[start RECORDED INFORMATION]

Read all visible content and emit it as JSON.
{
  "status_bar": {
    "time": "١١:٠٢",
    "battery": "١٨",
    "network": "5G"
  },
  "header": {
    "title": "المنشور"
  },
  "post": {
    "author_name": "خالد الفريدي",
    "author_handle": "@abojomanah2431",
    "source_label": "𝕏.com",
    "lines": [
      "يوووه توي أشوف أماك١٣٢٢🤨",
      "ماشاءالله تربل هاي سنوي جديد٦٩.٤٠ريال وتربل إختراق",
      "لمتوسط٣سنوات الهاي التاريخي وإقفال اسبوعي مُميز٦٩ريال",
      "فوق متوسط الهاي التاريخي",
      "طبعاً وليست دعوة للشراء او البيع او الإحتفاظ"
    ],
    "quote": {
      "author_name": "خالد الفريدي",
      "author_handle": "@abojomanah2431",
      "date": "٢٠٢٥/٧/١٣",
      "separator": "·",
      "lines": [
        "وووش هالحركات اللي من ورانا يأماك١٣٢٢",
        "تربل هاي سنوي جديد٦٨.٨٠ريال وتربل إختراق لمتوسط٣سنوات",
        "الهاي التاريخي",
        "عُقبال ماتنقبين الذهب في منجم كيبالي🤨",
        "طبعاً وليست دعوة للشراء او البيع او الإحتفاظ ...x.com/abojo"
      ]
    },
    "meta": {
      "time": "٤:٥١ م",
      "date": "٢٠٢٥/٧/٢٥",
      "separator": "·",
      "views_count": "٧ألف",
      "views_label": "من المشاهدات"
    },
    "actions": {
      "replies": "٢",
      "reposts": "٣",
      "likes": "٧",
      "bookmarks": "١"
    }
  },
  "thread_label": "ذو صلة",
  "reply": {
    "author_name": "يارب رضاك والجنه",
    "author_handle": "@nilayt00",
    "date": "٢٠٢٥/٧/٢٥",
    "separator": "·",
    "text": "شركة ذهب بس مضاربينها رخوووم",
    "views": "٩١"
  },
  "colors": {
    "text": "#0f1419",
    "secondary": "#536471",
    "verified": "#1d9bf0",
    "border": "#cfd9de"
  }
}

[end RECORDED INFORMATION]

▸ WHAT TO DO
Count the lines above that contain the word "دعوة". Give only the number.

▸ WRITTEN SOLUTION
2